* Begin TASK DATA *

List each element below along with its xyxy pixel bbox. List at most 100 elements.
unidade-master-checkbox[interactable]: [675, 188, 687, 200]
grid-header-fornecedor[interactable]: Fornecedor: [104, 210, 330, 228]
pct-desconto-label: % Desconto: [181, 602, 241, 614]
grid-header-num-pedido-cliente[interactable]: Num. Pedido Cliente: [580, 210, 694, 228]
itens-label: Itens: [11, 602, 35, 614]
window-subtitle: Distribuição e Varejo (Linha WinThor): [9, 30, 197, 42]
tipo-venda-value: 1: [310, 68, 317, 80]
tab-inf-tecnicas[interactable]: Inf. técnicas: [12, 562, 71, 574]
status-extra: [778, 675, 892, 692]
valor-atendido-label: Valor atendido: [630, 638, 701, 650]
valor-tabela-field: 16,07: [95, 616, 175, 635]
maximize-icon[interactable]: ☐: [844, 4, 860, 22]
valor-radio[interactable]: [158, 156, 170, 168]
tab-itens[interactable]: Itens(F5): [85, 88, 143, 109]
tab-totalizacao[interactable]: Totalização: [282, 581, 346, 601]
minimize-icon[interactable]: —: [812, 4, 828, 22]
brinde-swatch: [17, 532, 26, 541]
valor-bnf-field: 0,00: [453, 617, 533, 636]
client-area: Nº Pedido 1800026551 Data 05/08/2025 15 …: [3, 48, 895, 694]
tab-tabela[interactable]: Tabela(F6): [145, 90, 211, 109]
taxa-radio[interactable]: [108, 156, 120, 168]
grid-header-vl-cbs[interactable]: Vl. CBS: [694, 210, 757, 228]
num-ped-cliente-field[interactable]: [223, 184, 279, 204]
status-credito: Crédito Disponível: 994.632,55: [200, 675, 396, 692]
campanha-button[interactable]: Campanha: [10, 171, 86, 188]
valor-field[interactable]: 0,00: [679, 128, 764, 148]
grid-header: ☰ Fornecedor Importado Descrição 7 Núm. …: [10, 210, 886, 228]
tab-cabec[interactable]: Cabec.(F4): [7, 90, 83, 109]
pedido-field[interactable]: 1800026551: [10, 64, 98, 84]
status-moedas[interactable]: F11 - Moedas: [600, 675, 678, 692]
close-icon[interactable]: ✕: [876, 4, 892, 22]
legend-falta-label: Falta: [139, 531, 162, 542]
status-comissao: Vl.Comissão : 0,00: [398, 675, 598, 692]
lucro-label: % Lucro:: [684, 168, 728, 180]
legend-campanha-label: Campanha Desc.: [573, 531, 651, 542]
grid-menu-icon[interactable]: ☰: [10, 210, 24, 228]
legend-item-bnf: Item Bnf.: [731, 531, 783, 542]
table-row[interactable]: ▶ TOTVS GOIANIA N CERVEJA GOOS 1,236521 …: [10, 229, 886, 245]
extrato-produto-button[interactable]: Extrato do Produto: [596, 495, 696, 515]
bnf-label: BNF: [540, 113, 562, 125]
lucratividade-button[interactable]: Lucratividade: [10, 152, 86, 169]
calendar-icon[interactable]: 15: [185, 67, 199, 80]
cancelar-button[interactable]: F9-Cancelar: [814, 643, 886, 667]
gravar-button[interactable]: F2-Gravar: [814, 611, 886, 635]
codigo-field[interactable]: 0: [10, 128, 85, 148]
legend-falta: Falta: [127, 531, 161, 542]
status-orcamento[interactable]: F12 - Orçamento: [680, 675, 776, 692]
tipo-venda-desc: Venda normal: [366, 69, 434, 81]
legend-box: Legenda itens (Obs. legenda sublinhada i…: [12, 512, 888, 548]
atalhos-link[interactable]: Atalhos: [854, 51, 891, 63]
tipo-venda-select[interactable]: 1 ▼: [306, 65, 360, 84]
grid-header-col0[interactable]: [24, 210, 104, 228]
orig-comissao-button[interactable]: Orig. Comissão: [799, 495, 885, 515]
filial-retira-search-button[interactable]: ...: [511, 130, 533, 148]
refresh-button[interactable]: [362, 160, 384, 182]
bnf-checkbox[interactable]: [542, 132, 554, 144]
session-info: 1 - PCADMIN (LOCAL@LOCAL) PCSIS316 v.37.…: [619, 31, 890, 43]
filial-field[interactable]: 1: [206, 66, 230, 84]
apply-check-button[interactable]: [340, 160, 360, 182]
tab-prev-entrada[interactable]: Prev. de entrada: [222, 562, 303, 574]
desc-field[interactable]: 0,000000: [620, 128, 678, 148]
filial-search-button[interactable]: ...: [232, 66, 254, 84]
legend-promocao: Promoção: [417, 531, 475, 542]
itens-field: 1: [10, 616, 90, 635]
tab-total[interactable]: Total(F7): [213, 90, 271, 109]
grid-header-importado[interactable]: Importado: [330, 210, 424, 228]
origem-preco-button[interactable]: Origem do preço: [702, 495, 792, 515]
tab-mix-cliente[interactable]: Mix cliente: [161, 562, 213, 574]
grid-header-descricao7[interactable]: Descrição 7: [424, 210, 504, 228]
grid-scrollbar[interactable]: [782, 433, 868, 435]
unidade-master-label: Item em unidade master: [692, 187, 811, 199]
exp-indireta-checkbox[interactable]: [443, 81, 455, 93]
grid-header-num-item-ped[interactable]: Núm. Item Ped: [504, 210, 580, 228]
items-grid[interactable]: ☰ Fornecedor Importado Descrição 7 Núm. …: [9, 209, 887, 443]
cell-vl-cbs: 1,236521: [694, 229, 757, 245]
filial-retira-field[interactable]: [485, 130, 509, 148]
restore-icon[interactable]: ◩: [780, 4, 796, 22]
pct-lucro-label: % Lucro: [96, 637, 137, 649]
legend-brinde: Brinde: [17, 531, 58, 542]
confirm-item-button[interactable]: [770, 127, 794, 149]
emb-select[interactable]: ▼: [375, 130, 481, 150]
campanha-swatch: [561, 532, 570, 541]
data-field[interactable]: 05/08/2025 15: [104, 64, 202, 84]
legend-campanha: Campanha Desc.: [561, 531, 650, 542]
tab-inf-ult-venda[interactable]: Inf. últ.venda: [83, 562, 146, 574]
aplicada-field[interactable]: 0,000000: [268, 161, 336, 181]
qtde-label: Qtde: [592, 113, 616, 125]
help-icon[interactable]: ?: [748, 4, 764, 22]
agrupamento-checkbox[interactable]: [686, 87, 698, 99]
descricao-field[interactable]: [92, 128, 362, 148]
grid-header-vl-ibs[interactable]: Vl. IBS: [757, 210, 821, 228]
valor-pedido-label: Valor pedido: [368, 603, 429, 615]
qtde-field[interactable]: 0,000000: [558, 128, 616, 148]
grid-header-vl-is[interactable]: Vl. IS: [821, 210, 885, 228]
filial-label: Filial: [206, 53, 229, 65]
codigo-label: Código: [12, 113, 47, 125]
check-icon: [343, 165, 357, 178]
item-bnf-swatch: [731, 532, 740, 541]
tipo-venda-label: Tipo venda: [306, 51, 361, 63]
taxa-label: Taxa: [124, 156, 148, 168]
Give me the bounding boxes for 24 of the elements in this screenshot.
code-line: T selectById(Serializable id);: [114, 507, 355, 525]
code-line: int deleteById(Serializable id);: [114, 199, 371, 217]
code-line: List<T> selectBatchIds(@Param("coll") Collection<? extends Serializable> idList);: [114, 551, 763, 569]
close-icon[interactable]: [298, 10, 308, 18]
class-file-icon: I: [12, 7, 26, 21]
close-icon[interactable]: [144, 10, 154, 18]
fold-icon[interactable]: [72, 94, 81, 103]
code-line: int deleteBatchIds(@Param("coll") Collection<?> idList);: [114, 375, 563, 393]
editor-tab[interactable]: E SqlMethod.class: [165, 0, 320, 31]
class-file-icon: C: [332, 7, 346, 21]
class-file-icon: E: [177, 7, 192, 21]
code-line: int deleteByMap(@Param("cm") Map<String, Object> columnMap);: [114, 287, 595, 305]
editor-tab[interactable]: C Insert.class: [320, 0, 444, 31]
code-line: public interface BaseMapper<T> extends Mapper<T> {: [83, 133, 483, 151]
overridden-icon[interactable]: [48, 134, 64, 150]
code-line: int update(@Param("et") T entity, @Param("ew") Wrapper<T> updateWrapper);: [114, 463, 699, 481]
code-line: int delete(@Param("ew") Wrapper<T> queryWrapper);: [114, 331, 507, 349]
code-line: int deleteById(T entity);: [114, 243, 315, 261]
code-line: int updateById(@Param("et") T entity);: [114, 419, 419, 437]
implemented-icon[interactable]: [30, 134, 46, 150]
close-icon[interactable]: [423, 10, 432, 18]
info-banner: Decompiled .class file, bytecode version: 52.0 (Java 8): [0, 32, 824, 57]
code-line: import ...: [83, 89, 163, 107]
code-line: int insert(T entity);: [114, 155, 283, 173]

* End TASK DATA *

# [SHORT EXERCISE]
Please retype the lines from the start of the records through the line containing "pct-desconto-label: % Desconto: [181, 602, 241, 614]", both ends included.

# [THE REPLY]
List each element below along with its xyxy pixel bbox. List at most 100 elements.
unidade-master-checkbox[interactable]: [675, 188, 687, 200]
grid-header-fornecedor[interactable]: Fornecedor: [104, 210, 330, 228]
pct-desconto-label: % Desconto: [181, 602, 241, 614]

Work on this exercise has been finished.